* [TASKS AND EXERCISES]
A: According to the newsvendor model notes, what can be invested in to decrease the standard deviation in demand?
B: In the newsvendor model notes, swap "advertising" for "promotion" and write out the part that opens with "Stage 1 beginning: Generate" and closes with "deviation in demand.".

* [SELECTED EXCERPT]
....

MODEL:
! Newsvendor model with Endogenous Randomness, i.e., our decision
variables affect the distribution of the random variables.
Essential idea:
Stage 0: Choose parameters of the distribution.
Stage 1 beginning: Generate a standard random variable.
Stage 1 end: Transform standard r.v. to desired r.v. with
chosen parameters.
This specific case:
We can invest in advertising to increase mean demand.
We can invest in forecasting to decrease standard deviation in demand.

....

* [SUPPLIED MATERIAL]
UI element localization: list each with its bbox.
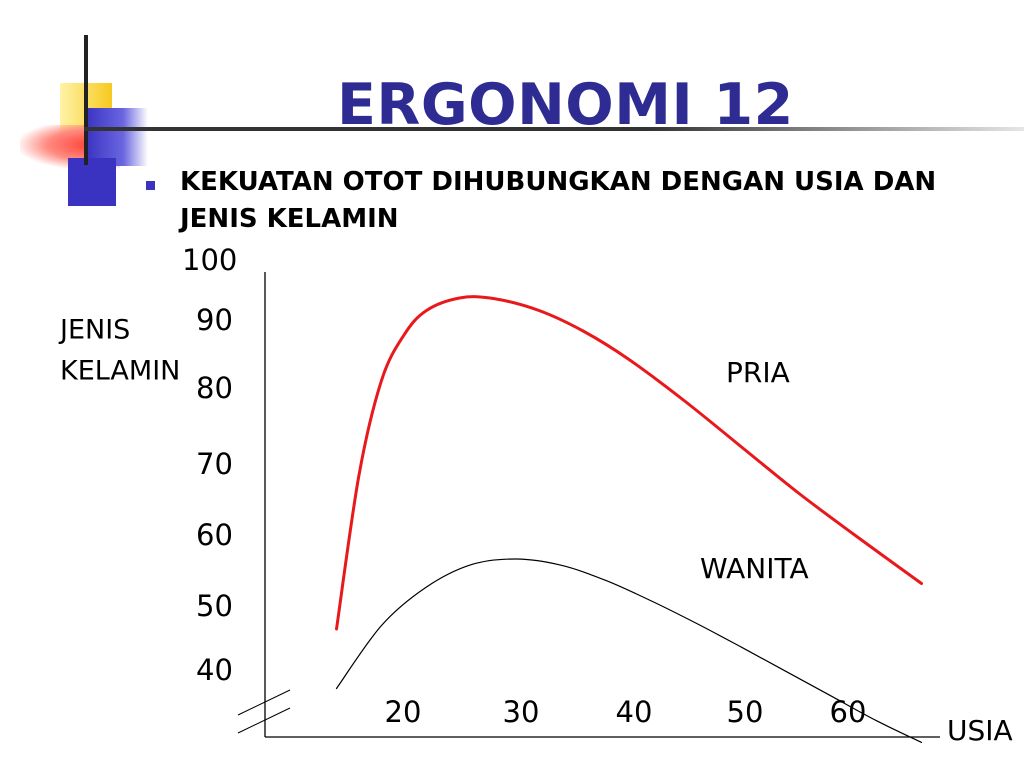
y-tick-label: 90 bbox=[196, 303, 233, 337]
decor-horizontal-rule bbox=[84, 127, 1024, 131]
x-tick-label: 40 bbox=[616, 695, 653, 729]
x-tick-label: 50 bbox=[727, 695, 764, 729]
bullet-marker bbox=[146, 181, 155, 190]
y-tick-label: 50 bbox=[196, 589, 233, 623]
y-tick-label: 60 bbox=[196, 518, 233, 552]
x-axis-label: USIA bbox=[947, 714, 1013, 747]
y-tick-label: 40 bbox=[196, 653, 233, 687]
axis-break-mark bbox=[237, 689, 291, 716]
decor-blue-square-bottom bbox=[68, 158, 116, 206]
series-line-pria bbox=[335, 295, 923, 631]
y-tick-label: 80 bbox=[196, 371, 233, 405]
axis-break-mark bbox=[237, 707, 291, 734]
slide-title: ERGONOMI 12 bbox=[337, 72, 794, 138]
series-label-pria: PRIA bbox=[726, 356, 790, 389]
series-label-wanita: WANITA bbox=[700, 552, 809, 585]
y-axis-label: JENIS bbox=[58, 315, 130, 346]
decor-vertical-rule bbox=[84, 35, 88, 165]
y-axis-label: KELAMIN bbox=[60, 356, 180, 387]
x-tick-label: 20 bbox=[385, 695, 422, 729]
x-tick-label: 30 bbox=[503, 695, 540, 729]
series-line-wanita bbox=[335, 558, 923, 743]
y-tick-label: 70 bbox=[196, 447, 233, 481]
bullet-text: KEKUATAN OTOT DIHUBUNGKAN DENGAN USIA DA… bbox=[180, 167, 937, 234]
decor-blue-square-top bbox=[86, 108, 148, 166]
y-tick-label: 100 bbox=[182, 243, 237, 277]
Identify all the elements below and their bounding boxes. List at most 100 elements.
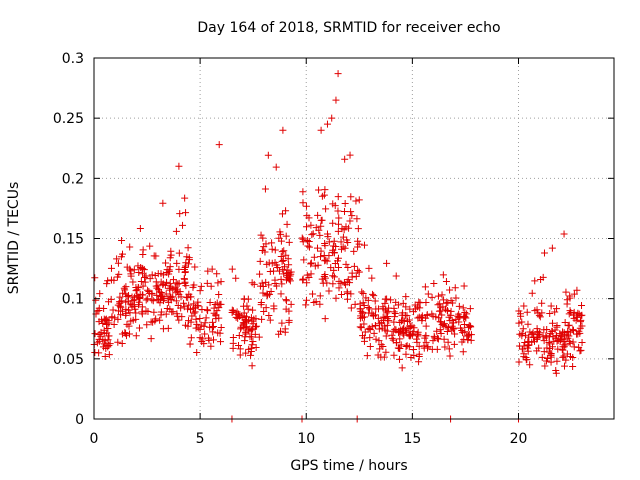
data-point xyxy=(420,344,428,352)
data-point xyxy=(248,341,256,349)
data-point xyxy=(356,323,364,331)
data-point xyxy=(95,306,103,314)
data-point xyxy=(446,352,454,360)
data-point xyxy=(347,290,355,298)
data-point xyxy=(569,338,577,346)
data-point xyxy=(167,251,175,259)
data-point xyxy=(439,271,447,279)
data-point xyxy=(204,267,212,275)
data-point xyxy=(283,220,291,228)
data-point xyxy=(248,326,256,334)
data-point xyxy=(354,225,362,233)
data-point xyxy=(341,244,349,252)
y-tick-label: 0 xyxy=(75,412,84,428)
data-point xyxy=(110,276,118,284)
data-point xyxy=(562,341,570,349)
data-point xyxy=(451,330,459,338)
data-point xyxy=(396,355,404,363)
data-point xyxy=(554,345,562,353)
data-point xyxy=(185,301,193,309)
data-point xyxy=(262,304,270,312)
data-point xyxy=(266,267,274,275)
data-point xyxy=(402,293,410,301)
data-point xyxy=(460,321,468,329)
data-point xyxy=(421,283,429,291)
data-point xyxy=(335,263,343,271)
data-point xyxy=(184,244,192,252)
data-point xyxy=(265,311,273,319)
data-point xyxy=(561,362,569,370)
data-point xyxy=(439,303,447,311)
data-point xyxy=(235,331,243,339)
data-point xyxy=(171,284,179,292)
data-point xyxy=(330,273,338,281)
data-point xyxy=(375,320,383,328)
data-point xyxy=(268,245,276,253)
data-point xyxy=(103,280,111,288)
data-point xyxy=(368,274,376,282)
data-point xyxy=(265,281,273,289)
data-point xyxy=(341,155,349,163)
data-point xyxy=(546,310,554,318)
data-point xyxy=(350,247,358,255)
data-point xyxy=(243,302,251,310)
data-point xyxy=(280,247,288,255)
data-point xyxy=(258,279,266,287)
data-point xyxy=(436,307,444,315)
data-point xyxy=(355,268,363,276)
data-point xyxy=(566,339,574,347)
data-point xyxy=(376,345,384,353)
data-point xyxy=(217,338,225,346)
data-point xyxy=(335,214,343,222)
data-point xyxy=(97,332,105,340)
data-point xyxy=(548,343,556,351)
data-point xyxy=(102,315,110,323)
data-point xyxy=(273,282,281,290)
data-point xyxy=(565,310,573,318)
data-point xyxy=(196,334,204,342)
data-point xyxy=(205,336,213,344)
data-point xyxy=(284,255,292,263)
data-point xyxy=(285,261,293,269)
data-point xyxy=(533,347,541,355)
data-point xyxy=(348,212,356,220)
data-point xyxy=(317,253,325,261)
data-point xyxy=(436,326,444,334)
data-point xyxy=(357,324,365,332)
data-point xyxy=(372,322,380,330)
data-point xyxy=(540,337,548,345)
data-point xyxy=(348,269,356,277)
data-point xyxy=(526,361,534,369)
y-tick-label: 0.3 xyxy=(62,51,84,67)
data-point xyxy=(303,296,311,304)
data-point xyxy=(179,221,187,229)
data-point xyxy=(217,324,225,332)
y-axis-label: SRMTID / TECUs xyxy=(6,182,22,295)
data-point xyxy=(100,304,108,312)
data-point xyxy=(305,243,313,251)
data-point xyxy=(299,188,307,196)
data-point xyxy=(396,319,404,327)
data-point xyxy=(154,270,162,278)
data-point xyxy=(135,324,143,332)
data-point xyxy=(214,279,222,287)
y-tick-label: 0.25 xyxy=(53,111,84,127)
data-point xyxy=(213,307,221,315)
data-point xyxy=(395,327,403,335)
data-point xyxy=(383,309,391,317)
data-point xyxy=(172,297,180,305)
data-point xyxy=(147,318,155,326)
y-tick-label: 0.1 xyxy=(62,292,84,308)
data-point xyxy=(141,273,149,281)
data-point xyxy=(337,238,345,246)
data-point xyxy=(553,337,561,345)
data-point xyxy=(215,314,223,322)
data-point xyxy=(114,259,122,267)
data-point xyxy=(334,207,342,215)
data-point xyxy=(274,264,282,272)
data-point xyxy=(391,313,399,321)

....

* [LIST OF SOLUTIONS]
A: Forecasting.

B:
Stage 1 beginning: Generate a standard random variable.
Stage 1 end: Transform standard r.v. to desired r.v. with
chosen parameters.
This specific case:
We can invest in promotion to increase mean demand.
We can invest in forecasting to decrease standard deviation in demand.